> Exercise description: Reproduce the records below with "bounding box" swapped for "enclosing rectangle" throughout, leaving everything else unaltered, and omit the pictures from your reply.
<<<<
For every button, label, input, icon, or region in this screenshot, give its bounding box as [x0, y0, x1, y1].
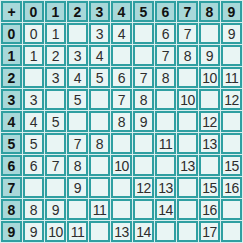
cell-r0-c6: 6: [155, 23, 176, 44]
cell-r6-c4: 10: [111, 155, 132, 176]
cell-r9-c2: 11: [67, 221, 88, 242]
cell-r2-c2: 4: [67, 67, 88, 88]
col-header-4: 4: [111, 1, 132, 22]
row-header-6: 6: [1, 155, 22, 176]
cell-r5-c5: [133, 133, 154, 154]
cell-r7-c6: 13: [155, 177, 176, 198]
col-header-8: 8: [199, 1, 220, 22]
cell-r8-c3: 11: [89, 199, 110, 220]
cell-r4-c9: [221, 111, 242, 132]
cell-r6-c2: 8: [67, 155, 88, 176]
cell-r3-c9: 12: [221, 89, 242, 110]
cell-r4-c8: 12: [199, 111, 220, 132]
addition-table: +012345678900134679112347892345678101133…: [0, 0, 243, 243]
cell-r1-c0: 1: [23, 45, 44, 66]
cell-r2-c1: 3: [45, 67, 66, 88]
cell-r6-c3: [89, 155, 110, 176]
cell-r2-c7: [177, 67, 198, 88]
col-header-2: 2: [67, 1, 88, 22]
cell-r1-c1: 2: [45, 45, 66, 66]
col-header-9: 9: [221, 1, 242, 22]
cell-r4-c4: 8: [111, 111, 132, 132]
cell-r9-c5: 14: [133, 221, 154, 242]
cell-r7-c4: [111, 177, 132, 198]
cell-r8-c7: [177, 199, 198, 220]
cell-r1-c2: 3: [67, 45, 88, 66]
cell-r8-c5: [133, 199, 154, 220]
cell-r7-c0: [23, 177, 44, 198]
cell-r7-c9: 16: [221, 177, 242, 198]
cell-r5-c9: [221, 133, 242, 154]
cell-r6-c7: 13: [177, 155, 198, 176]
cell-r7-c3: [89, 177, 110, 198]
cell-r7-c5: 12: [133, 177, 154, 198]
cell-r6-c6: [155, 155, 176, 176]
row-header-1: 1: [1, 45, 22, 66]
row-header-5: 5: [1, 133, 22, 154]
cell-r1-c5: [133, 45, 154, 66]
cell-r4-c1: 5: [45, 111, 66, 132]
cell-r1-c8: 9: [199, 45, 220, 66]
row-header-2: 2: [1, 67, 22, 88]
cell-r0-c0: 0: [23, 23, 44, 44]
cell-r8-c8: 16: [199, 199, 220, 220]
cell-r0-c5: [133, 23, 154, 44]
row-header-7: 7: [1, 177, 22, 198]
cell-r8-c4: [111, 199, 132, 220]
cell-r1-c4: [111, 45, 132, 66]
cell-r4-c6: [155, 111, 176, 132]
row-header-9: 9: [1, 221, 22, 242]
cell-r1-c7: 8: [177, 45, 198, 66]
row-header-4: 4: [1, 111, 22, 132]
col-header-3: 3: [89, 1, 110, 22]
cell-r7-c2: 9: [67, 177, 88, 198]
cell-r9-c0: 9: [23, 221, 44, 242]
cell-r7-c1: [45, 177, 66, 198]
col-header-1: 1: [45, 1, 66, 22]
cell-r3-c5: 8: [133, 89, 154, 110]
operator-cell: +: [1, 1, 22, 22]
cell-r4-c0: 4: [23, 111, 44, 132]
cell-r5-c4: [111, 133, 132, 154]
cell-r9-c9: [221, 221, 242, 242]
cell-r0-c1: 1: [45, 23, 66, 44]
cell-r4-c7: [177, 111, 198, 132]
cell-r3-c7: 10: [177, 89, 198, 110]
cell-r3-c0: 3: [23, 89, 44, 110]
cell-r2-c0: [23, 67, 44, 88]
cell-r9-c6: [155, 221, 176, 242]
cell-r1-c9: [221, 45, 242, 66]
cell-r1-c3: 4: [89, 45, 110, 66]
cell-r8-c6: 14: [155, 199, 176, 220]
cell-r5-c2: 7: [67, 133, 88, 154]
cell-r0-c7: 7: [177, 23, 198, 44]
cell-r3-c6: [155, 89, 176, 110]
cell-r1-c6: 7: [155, 45, 176, 66]
cell-r0-c4: 4: [111, 23, 132, 44]
cell-r3-c1: [45, 89, 66, 110]
cell-r8-c1: 9: [45, 199, 66, 220]
cell-r6-c5: [133, 155, 154, 176]
cell-r0-c3: 3: [89, 23, 110, 44]
cell-r5-c0: 5: [23, 133, 44, 154]
cell-r6-c9: 15: [221, 155, 242, 176]
cell-r5-c8: 13: [199, 133, 220, 154]
cell-r9-c7: [177, 221, 198, 242]
cell-r2-c6: 8: [155, 67, 176, 88]
cell-r6-c8: [199, 155, 220, 176]
cell-r2-c8: 10: [199, 67, 220, 88]
cell-r8-c2: [67, 199, 88, 220]
cell-r0-c8: [199, 23, 220, 44]
cell-r7-c7: [177, 177, 198, 198]
cell-r8-c0: 8: [23, 199, 44, 220]
cell-r3-c4: 7: [111, 89, 132, 110]
cell-r3-c3: [89, 89, 110, 110]
cell-r3-c8: [199, 89, 220, 110]
col-header-5: 5: [133, 1, 154, 22]
row-header-3: 3: [1, 89, 22, 110]
cell-r2-c5: 7: [133, 67, 154, 88]
col-header-6: 6: [155, 1, 176, 22]
cell-r9-c8: 17: [199, 221, 220, 242]
cell-r5-c1: [45, 133, 66, 154]
col-header-7: 7: [177, 1, 198, 22]
cell-r0-c2: [67, 23, 88, 44]
cell-r9-c4: 13: [111, 221, 132, 242]
row-header-0: 0: [1, 23, 22, 44]
cell-r9-c3: [89, 221, 110, 242]
cell-r2-c9: 11: [221, 67, 242, 88]
col-header-0: 0: [23, 1, 44, 22]
cell-r6-c1: 7: [45, 155, 66, 176]
cell-r9-c1: 10: [45, 221, 66, 242]
cell-r4-c3: [89, 111, 110, 132]
cell-r5-c3: 8: [89, 133, 110, 154]
cell-r8-c9: [221, 199, 242, 220]
cell-r6-c0: 6: [23, 155, 44, 176]
cell-r2-c4: 6: [111, 67, 132, 88]
cell-r4-c2: [67, 111, 88, 132]
cell-r5-c6: 11: [155, 133, 176, 154]
cell-r3-c2: 5: [67, 89, 88, 110]
row-header-8: 8: [1, 199, 22, 220]
cell-r0-c9: 9: [221, 23, 242, 44]
cell-r4-c5: 9: [133, 111, 154, 132]
cell-r2-c3: 5: [89, 67, 110, 88]
cell-r5-c7: [177, 133, 198, 154]
cell-r7-c8: 15: [199, 177, 220, 198]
>>>>
> Solution to this exercise:
For every button, label, input, icon, or region in this screenshot, give its enclosing rectangle as [x0, y0, x1, y1].
cell-r0-c6: 6: [155, 23, 176, 44]
cell-r6-c4: 10: [111, 155, 132, 176]
cell-r9-c2: 11: [67, 221, 88, 242]
cell-r2-c2: 4: [67, 67, 88, 88]
col-header-4: 4: [111, 1, 132, 22]
row-header-6: 6: [1, 155, 22, 176]
cell-r5-c5: [133, 133, 154, 154]
cell-r7-c6: 13: [155, 177, 176, 198]
col-header-8: 8: [199, 1, 220, 22]
cell-r8-c3: 11: [89, 199, 110, 220]
cell-r4-c9: [221, 111, 242, 132]
cell-r6-c2: 8: [67, 155, 88, 176]
cell-r3-c9: 12: [221, 89, 242, 110]
cell-r4-c8: 12: [199, 111, 220, 132]
addition-table: +012345678900134679112347892345678101133…: [0, 0, 243, 243]
cell-r1-c0: 1: [23, 45, 44, 66]
cell-r2-c1: 3: [45, 67, 66, 88]
cell-r6-c3: [89, 155, 110, 176]
cell-r2-c7: [177, 67, 198, 88]
col-header-2: 2: [67, 1, 88, 22]
cell-r1-c1: 2: [45, 45, 66, 66]
col-header-9: 9: [221, 1, 242, 22]
cell-r4-c4: 8: [111, 111, 132, 132]
cell-r9-c5: 14: [133, 221, 154, 242]
cell-r7-c4: [111, 177, 132, 198]
cell-r8-c7: [177, 199, 198, 220]
cell-r1-c2: 3: [67, 45, 88, 66]
cell-r8-c5: [133, 199, 154, 220]
cell-r7-c0: [23, 177, 44, 198]
cell-r7-c9: 16: [221, 177, 242, 198]
cell-r5-c9: [221, 133, 242, 154]
cell-r6-c7: 13: [177, 155, 198, 176]
cell-r7-c3: [89, 177, 110, 198]
cell-r7-c5: 12: [133, 177, 154, 198]
cell-r6-c6: [155, 155, 176, 176]
row-header-1: 1: [1, 45, 22, 66]
row-header-5: 5: [1, 133, 22, 154]
cell-r1-c5: [133, 45, 154, 66]
cell-r4-c1: 5: [45, 111, 66, 132]
cell-r1-c8: 9: [199, 45, 220, 66]
row-header-2: 2: [1, 67, 22, 88]
cell-r0-c0: 0: [23, 23, 44, 44]
cell-r8-c8: 16: [199, 199, 220, 220]
cell-r0-c5: [133, 23, 154, 44]
row-header-7: 7: [1, 177, 22, 198]
cell-r8-c4: [111, 199, 132, 220]
cell-r1-c4: [111, 45, 132, 66]
cell-r4-c6: [155, 111, 176, 132]
row-header-9: 9: [1, 221, 22, 242]
cell-r1-c7: 8: [177, 45, 198, 66]
row-header-4: 4: [1, 111, 22, 132]
col-header-3: 3: [89, 1, 110, 22]
cell-r7-c2: 9: [67, 177, 88, 198]
cell-r9-c0: 9: [23, 221, 44, 242]
cell-r7-c1: [45, 177, 66, 198]
col-header-1: 1: [45, 1, 66, 22]
cell-r3-c5: 8: [133, 89, 154, 110]
operator-cell: +: [1, 1, 22, 22]
cell-r4-c0: 4: [23, 111, 44, 132]
cell-r5-c4: [111, 133, 132, 154]
cell-r9-c9: [221, 221, 242, 242]
cell-r0-c1: 1: [45, 23, 66, 44]
cell-r4-c7: [177, 111, 198, 132]
cell-r3-c7: 10: [177, 89, 198, 110]
cell-r3-c0: 3: [23, 89, 44, 110]
cell-r2-c0: [23, 67, 44, 88]
cell-r9-c6: [155, 221, 176, 242]
cell-r1-c9: [221, 45, 242, 66]
cell-r1-c3: 4: [89, 45, 110, 66]
cell-r8-c6: 14: [155, 199, 176, 220]
cell-r5-c2: 7: [67, 133, 88, 154]
cell-r0-c7: 7: [177, 23, 198, 44]
cell-r3-c6: [155, 89, 176, 110]
cell-r1-c6: 7: [155, 45, 176, 66]
cell-r0-c4: 4: [111, 23, 132, 44]
cell-r3-c1: [45, 89, 66, 110]
cell-r8-c1: 9: [45, 199, 66, 220]
cell-r6-c5: [133, 155, 154, 176]
cell-r0-c3: 3: [89, 23, 110, 44]
cell-r5-c0: 5: [23, 133, 44, 154]
cell-r6-c9: 15: [221, 155, 242, 176]
cell-r5-c8: 13: [199, 133, 220, 154]
cell-r9-c7: [177, 221, 198, 242]
cell-r2-c6: 8: [155, 67, 176, 88]
cell-r6-c8: [199, 155, 220, 176]
cell-r2-c8: 10: [199, 67, 220, 88]
cell-r8-c2: [67, 199, 88, 220]
cell-r0-c8: [199, 23, 220, 44]
cell-r7-c7: [177, 177, 198, 198]
cell-r8-c0: 8: [23, 199, 44, 220]
cell-r3-c4: 7: [111, 89, 132, 110]
cell-r3-c3: [89, 89, 110, 110]
cell-r3-c8: [199, 89, 220, 110]
col-header-5: 5: [133, 1, 154, 22]
row-header-3: 3: [1, 89, 22, 110]
cell-r2-c5: 7: [133, 67, 154, 88]
col-header-6: 6: [155, 1, 176, 22]
cell-r9-c8: 17: [199, 221, 220, 242]
cell-r5-c1: [45, 133, 66, 154]
col-header-7: 7: [177, 1, 198, 22]
cell-r0-c2: [67, 23, 88, 44]
cell-r9-c4: 13: [111, 221, 132, 242]
row-header-0: 0: [1, 23, 22, 44]
cell-r9-c3: [89, 221, 110, 242]
cell-r2-c9: 11: [221, 67, 242, 88]
col-header-0: 0: [23, 1, 44, 22]
cell-r6-c1: 7: [45, 155, 66, 176]
cell-r9-c1: 10: [45, 221, 66, 242]
cell-r4-c3: [89, 111, 110, 132]
cell-r5-c3: 8: [89, 133, 110, 154]
cell-r8-c9: [221, 199, 242, 220]
cell-r6-c0: 6: [23, 155, 44, 176]
cell-r2-c4: 6: [111, 67, 132, 88]
cell-r4-c2: [67, 111, 88, 132]
cell-r5-c6: 11: [155, 133, 176, 154]
cell-r3-c2: 5: [67, 89, 88, 110]
row-header-8: 8: [1, 199, 22, 220]
cell-r0-c9: 9: [221, 23, 242, 44]
cell-r4-c5: 9: [133, 111, 154, 132]
cell-r2-c3: 5: [89, 67, 110, 88]
cell-r5-c7: [177, 133, 198, 154]
cell-r7-c8: 15: [199, 177, 220, 198]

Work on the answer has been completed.